Do not carry the pictures over; copy every other part of the entries exactly.

--- Start ENTRIES SHOWN ---

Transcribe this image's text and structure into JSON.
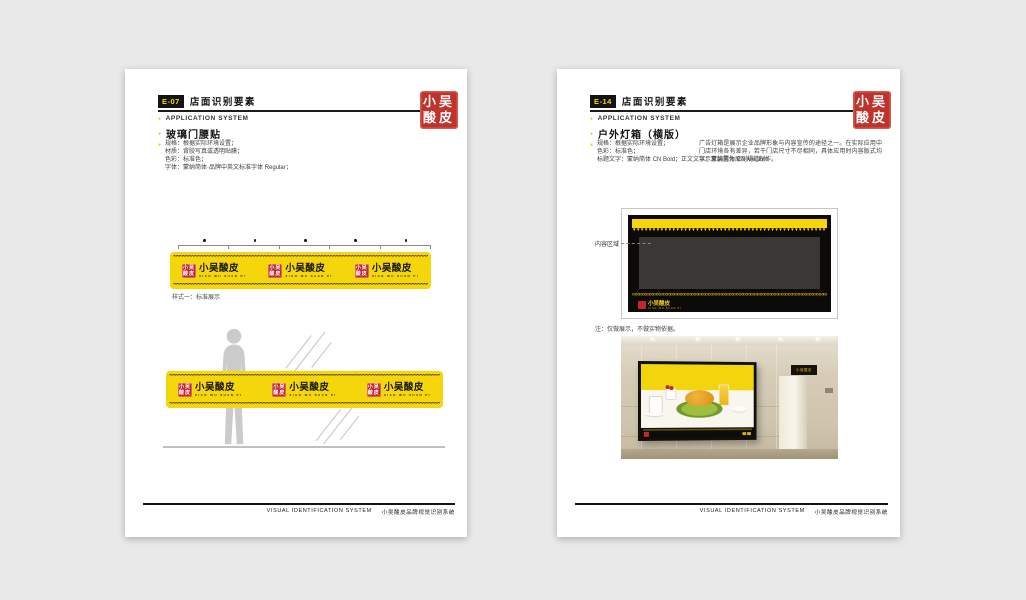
{
  "icons": {
    "bullet": "●"
  },
  "decor": {
    "wave": "~",
    "teeth": "▼",
    "chain": "∞"
  },
  "brand": {
    "name": "小吴酸皮",
    "name_en": "XIAO WU SUAN PI",
    "seal_top": "小吴",
    "seal_bottom": "酸皮"
  },
  "footer": {
    "en": "VISUAL IDENTIFICATION SYSTEM",
    "cn": "小吴酸皮品牌视觉识别系统"
  },
  "left_page": {
    "code": "E-07",
    "title": "店面识别要素",
    "section_en": "APPLICATION SYSTEM",
    "item_title": "玻璃门腰贴",
    "specs": [
      "规格：根据实际环境设置；",
      "材质：背胶写真或透明贴膜；",
      "色彩：标准色；",
      "字体：蒙纳简体·品牌中英文标准字体 Regular；"
    ],
    "caption": "样式一：标准展示"
  },
  "right_page": {
    "code": "E-14",
    "title": "店面识别要素",
    "section_en": "APPLICATION SYSTEM",
    "item_title": "户外灯箱（横版）",
    "specs": [
      "规格：根据实际环境设置；",
      "色彩：标准色；",
      "标题文字：蒙纳简体 CN Bold；正文文字：蒙纳简体 CN Medium"
    ],
    "description": "广告灯箱是展示企业品牌形象与内容宣传的途径之一。在实际应用中门店环境各有差异，若干门店尺寸不尽相同，具体应用时内容版式均以示意装置为原则规范制作。",
    "content_label": "内容区域",
    "note": "注：仅做展示，不做实物依据。"
  },
  "colors": {
    "accent_yellow": "#f5d60b",
    "seal_red": "#c1272d",
    "ink": "#141414",
    "background": "#e9e9e9"
  }
}
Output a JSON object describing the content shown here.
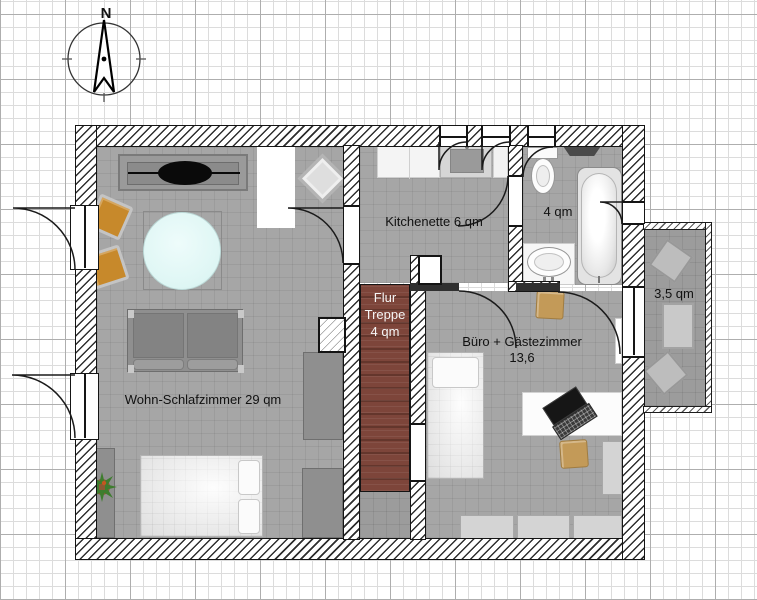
{
  "compass": {
    "north_label": "N"
  },
  "rooms": {
    "wohn": {
      "label": "Wohn-Schlafzimmer 29 qm"
    },
    "kitchenette": {
      "label": "Kitchenette 6 qm"
    },
    "bad": {
      "label": "4 qm"
    },
    "flur": {
      "line1": "Flur",
      "line2": "Treppe",
      "line3": "4 qm"
    },
    "buero": {
      "line1": "Büro + Gästezimmer",
      "line2": "13,6"
    },
    "balkon": {
      "label": "3,5 qm"
    }
  },
  "colors": {
    "floor": "#a6a6a6",
    "floor_dark": "#9c9c9c",
    "stairs": "#7d453a",
    "stairs_stripe": "#64362c",
    "chair_orange": "#c7892b",
    "chair_tan": "#c39a58",
    "table_glass": "#def6f4",
    "wall_line": "#1a1a1a"
  }
}
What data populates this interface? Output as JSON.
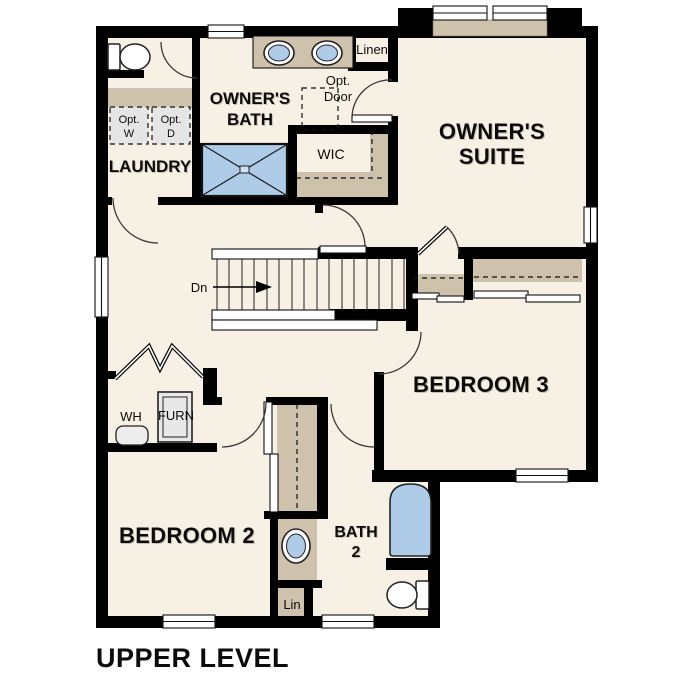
{
  "title": "UPPER LEVEL",
  "rooms": {
    "owners_bath_1": "OWNER'S",
    "owners_bath_2": "BATH",
    "owners_suite_1": "OWNER'S",
    "owners_suite_2": "SUITE",
    "laundry": "LAUNDRY",
    "wic": "WIC",
    "linen": "Linen",
    "bedroom3": "BEDROOM 3",
    "bedroom2": "BEDROOM 2",
    "bath2_1": "BATH",
    "bath2_2": "2",
    "lin": "Lin"
  },
  "annotations": {
    "opt_door_1": "Opt.",
    "opt_door_2": "Door",
    "opt_w_1": "Opt.",
    "opt_w_2": "W",
    "opt_d_1": "Opt.",
    "opt_d_2": "D",
    "wh": "WH",
    "furn": "FURN",
    "stairs_down": "Dn"
  },
  "colors": {
    "floor": "#f7f0e4",
    "wall": "#000000",
    "shelf_tan": "#cec2ac",
    "fixture_blue": "#aecbe8",
    "appliance_gray": "#e5e5e5",
    "arc": "#3a3a3a"
  }
}
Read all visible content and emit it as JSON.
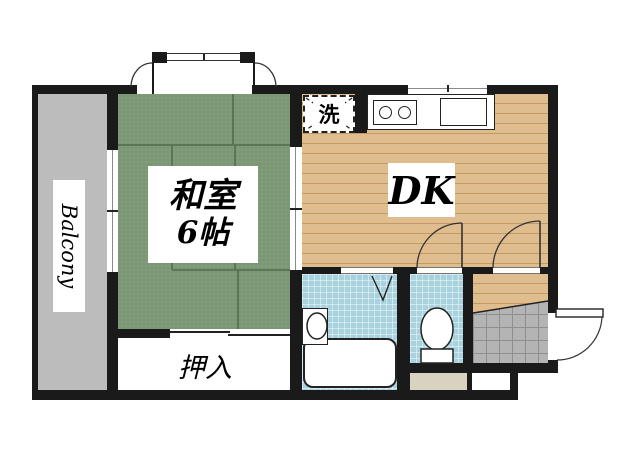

--- End ENTRIES SHOWN ---

### WRITTEN RESPONSE
Transcribe this image's text and structure into JSON.
{
  "icons": {
    "bullet": "●"
  },
  "decor": {
    "wave": "~",
    "teeth": "▼",
    "chain": "∞"
  },
  "brand": {
    "name": "小吴酸皮",
    "name_en": "XIAO WU SUAN PI",
    "seal_top": "小吴",
    "seal_bottom": "酸皮"
  },
  "footer": {
    "en": "VISUAL IDENTIFICATION SYSTEM",
    "cn": "小吴酸皮品牌视觉识别系统"
  },
  "left_page": {
    "code": "E-07",
    "title": "店面识别要素",
    "section_en": "APPLICATION SYSTEM",
    "item_title": "玻璃门腰贴",
    "specs": [
      "规格：根据实际环境设置；",
      "材质：背胶写真或透明贴膜；",
      "色彩：标准色；",
      "字体：蒙纳简体·品牌中英文标准字体 Regular；"
    ],
    "caption": "样式一：标准展示"
  },
  "right_page": {
    "code": "E-14",
    "title": "店面识别要素",
    "section_en": "APPLICATION SYSTEM",
    "item_title": "户外灯箱（横版）",
    "specs": [
      "规格：根据实际环境设置；",
      "色彩：标准色；",
      "标题文字：蒙纳简体 CN Bold；正文文字：蒙纳简体 CN Medium"
    ],
    "description": "广告灯箱是展示企业品牌形象与内容宣传的途径之一。在实际应用中门店环境各有差异，若干门店尺寸不尽相同，具体应用时内容版式均以示意装置为原则规范制作。",
    "content_label": "内容区域",
    "note": "注：仅做展示，不做实物依据。"
  },
  "colors": {
    "accent_yellow": "#f5d60b",
    "seal_red": "#c1272d",
    "ink": "#141414",
    "background": "#e9e9e9"
  }
}
Output a JSON object describing the content shown here.
{
  "compass": {
    "north_label": "N"
  },
  "rooms": {
    "wohn": {
      "label": "Wohn-Schlafzimmer 29 qm"
    },
    "kitchenette": {
      "label": "Kitchenette 6 qm"
    },
    "bad": {
      "label": "4 qm"
    },
    "flur": {
      "line1": "Flur",
      "line2": "Treppe",
      "line3": "4 qm"
    },
    "buero": {
      "line1": "Büro + Gästezimmer",
      "line2": "13,6"
    },
    "balkon": {
      "label": "3,5 qm"
    }
  },
  "colors": {
    "floor": "#a6a6a6",
    "floor_dark": "#9c9c9c",
    "stairs": "#7d453a",
    "stairs_stripe": "#64362c",
    "chair_orange": "#c7892b",
    "chair_tan": "#c39a58",
    "table_glass": "#def6f4",
    "wall_line": "#1a1a1a"
  }
}
What data populates this interface? Output as JSON.
{
  "title": "UPPER LEVEL",
  "rooms": {
    "owners_bath_1": "OWNER'S",
    "owners_bath_2": "BATH",
    "owners_suite_1": "OWNER'S",
    "owners_suite_2": "SUITE",
    "laundry": "LAUNDRY",
    "wic": "WIC",
    "linen": "Linen",
    "bedroom3": "BEDROOM 3",
    "bedroom2": "BEDROOM 2",
    "bath2_1": "BATH",
    "bath2_2": "2",
    "lin": "Lin"
  },
  "annotations": {
    "opt_door_1": "Opt.",
    "opt_door_2": "Door",
    "opt_w_1": "Opt.",
    "opt_w_2": "W",
    "opt_d_1": "Opt.",
    "opt_d_2": "D",
    "wh": "WH",
    "furn": "FURN",
    "stairs_down": "Dn"
  },
  "colors": {
    "floor": "#f7f0e4",
    "wall": "#000000",
    "shelf_tan": "#cec2ac",
    "fixture_blue": "#aecbe8",
    "appliance_gray": "#e5e5e5",
    "arc": "#3a3a3a"
  }
}
Read all visible content and emit it as JSON.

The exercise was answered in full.